Your task is to print every entry below exactly as given.

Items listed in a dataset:

# # # # # # #

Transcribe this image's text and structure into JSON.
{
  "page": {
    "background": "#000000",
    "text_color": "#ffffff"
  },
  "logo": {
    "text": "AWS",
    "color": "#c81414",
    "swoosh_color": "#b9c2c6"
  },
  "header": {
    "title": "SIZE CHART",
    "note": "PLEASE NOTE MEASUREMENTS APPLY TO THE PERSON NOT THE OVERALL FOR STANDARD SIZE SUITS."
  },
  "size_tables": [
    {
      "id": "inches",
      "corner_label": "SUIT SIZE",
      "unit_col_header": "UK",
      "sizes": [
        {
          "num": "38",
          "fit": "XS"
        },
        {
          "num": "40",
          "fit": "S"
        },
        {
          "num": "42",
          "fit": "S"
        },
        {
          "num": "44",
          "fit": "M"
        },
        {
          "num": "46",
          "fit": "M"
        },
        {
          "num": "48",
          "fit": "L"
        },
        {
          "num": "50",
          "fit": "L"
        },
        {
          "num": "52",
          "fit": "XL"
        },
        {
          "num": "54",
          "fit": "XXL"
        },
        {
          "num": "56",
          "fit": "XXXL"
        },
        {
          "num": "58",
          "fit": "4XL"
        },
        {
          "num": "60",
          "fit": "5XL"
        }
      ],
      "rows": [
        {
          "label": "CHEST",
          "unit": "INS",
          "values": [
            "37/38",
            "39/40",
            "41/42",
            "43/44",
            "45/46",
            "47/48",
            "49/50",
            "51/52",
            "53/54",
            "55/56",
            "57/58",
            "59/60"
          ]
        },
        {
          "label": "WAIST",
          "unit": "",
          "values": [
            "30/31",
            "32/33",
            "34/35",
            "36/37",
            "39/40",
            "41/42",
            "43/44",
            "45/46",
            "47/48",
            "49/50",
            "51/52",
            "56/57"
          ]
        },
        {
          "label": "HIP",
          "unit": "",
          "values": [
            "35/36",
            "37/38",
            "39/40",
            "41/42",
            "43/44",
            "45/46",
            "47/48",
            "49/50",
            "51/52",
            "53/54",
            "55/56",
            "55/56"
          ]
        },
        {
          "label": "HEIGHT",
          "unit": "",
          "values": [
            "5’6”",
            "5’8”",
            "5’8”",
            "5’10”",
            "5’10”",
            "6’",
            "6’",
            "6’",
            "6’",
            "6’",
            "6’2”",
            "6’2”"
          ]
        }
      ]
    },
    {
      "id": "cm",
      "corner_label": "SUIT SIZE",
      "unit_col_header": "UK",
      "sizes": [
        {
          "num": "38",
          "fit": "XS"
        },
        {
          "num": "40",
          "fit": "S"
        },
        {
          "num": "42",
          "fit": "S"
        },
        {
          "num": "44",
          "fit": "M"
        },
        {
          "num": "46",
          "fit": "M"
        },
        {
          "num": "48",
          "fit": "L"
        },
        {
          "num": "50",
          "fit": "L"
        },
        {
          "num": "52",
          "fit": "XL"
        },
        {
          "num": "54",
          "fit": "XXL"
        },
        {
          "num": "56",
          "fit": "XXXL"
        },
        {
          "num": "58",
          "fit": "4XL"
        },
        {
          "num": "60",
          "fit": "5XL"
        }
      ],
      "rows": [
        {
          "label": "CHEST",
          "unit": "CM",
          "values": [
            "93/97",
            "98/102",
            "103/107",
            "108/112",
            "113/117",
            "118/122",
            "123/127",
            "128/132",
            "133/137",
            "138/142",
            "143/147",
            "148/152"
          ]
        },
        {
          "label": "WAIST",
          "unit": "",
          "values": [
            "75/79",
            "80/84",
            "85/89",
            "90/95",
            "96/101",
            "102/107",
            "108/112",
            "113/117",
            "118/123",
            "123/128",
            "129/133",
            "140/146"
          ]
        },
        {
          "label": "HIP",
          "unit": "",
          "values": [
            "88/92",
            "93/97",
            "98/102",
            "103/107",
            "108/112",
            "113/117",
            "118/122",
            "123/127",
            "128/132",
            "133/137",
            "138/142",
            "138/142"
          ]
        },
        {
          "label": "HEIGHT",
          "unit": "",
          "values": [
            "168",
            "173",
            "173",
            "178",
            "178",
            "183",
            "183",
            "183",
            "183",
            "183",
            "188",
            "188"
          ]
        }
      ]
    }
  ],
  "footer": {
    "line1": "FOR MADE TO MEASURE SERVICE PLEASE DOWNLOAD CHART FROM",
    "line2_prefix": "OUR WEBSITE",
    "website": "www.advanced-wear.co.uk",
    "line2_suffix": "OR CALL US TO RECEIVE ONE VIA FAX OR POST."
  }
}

# # # # # # #

__WRITTEN ANSWER__.
Transcribe this image's text and structure into JSON.
{
  "page": {
    "background": "#000000",
    "text_color": "#ffffff"
  },
  "logo": {
    "text": "AWS",
    "color": "#c81414",
    "swoosh_color": "#b9c2c6"
  },
  "header": {
    "title": "SIZE CHART",
    "note": "PLEASE NOTE MEASUREMENTS APPLY TO THE PERSON NOT THE OVERALL FOR STANDARD SIZE SUITS."
  },
  "size_tables": [
    {
      "id": "inches",
      "corner_label": "SUIT SIZE",
      "unit_col_header": "UK",
      "sizes": [
        {
          "num": "38",
          "fit": "XS"
        },
        {
          "num": "40",
          "fit": "S"
        },
        {
          "num": "42",
          "fit": "S"
        },
        {
          "num": "44",
          "fit": "M"
        },
        {
          "num": "46",
          "fit": "M"
        },
        {
          "num": "48",
          "fit": "L"
        },
        {
          "num": "50",
          "fit": "L"
        },
        {
          "num": "52",
          "fit": "XL"
        },
        {
          "num": "54",
          "fit": "XXL"
        },
        {
          "num": "56",
          "fit": "XXXL"
        },
        {
          "num": "58",
          "fit": "4XL"
        },
        {
          "num": "60",
          "fit": "5XL"
        }
      ],
      "rows": [
        {
          "label": "CHEST",
          "unit": "INS",
          "values": [
            "37/38",
            "39/40",
            "41/42",
            "43/44",
            "45/46",
            "47/48",
            "49/50",
            "51/52",
            "53/54",
            "55/56",
            "57/58",
            "59/60"
          ]
        },
        {
          "label": "WAIST",
          "unit": "",
          "values": [
            "30/31",
            "32/33",
            "34/35",
            "36/37",
            "39/40",
            "41/42",
            "43/44",
            "45/46",
            "47/48",
            "49/50",
            "51/52",
            "56/57"
          ]
        },
        {
          "label": "HIP",
          "unit": "",
          "values": [
            "35/36",
            "37/38",
            "39/40",
            "41/42",
            "43/44",
            "45/46",
            "47/48",
            "49/50",
            "51/52",
            "53/54",
            "55/56",
            "55/56"
          ]
        },
        {
          "label": "HEIGHT",
          "unit": "",
          "values": [
            "5’6”",
            "5’8”",
            "5’8”",
            "5’10”",
            "5’10”",
            "6’",
            "6’",
            "6’",
            "6’",
            "6’",
            "6’2”",
            "6’2”"
          ]
        }
      ]
    },
    {
      "id": "cm",
      "corner_label": "SUIT SIZE",
      "unit_col_header": "UK",
      "sizes": [
        {
          "num": "38",
          "fit": "XS"
        },
        {
          "num": "40",
          "fit": "S"
        },
        {
          "num": "42",
          "fit": "S"
        },
        {
          "num": "44",
          "fit": "M"
        },
        {
          "num": "46",
          "fit": "M"
        },
        {
          "num": "48",
          "fit": "L"
        },
        {
          "num": "50",
          "fit": "L"
        },
        {
          "num": "52",
          "fit": "XL"
        },
        {
          "num": "54",
          "fit": "XXL"
        },
        {
          "num": "56",
          "fit": "XXXL"
        },
        {
          "num": "58",
          "fit": "4XL"
        },
        {
          "num": "60",
          "fit": "5XL"
        }
      ],
      "rows": [
        {
          "label": "CHEST",
          "unit": "CM",
          "values": [
            "93/97",
            "98/102",
            "103/107",
            "108/112",
            "113/117",
            "118/122",
            "123/127",
            "128/132",
            "133/137",
            "138/142",
            "143/147",
            "148/152"
          ]
        },
        {
          "label": "WAIST",
          "unit": "",
          "values": [
            "75/79",
            "80/84",
            "85/89",
            "90/95",
            "96/101",
            "102/107",
            "108/112",
            "113/117",
            "118/123",
            "123/128",
            "129/133",
            "140/146"
          ]
        },
        {
          "label": "HIP",
          "unit": "",
          "values": [
            "88/92",
            "93/97",
            "98/102",
            "103/107",
            "108/112",
            "113/117",
            "118/122",
            "123/127",
            "128/132",
            "133/137",
            "138/142",
            "138/142"
          ]
        },
        {
          "label": "HEIGHT",
          "unit": "",
          "values": [
            "168",
            "173",
            "173",
            "178",
            "178",
            "183",
            "183",
            "183",
            "183",
            "183",
            "188",
            "188"
          ]
        }
      ]
    }
  ],
  "footer": {
    "line1": "FOR MADE TO MEASURE SERVICE PLEASE DOWNLOAD CHART FROM",
    "line2_prefix": "OUR WEBSITE",
    "website": "www.advanced-wear.co.uk",
    "line2_suffix": "OR CALL US TO RECEIVE ONE VIA FAX OR POST."
  }
}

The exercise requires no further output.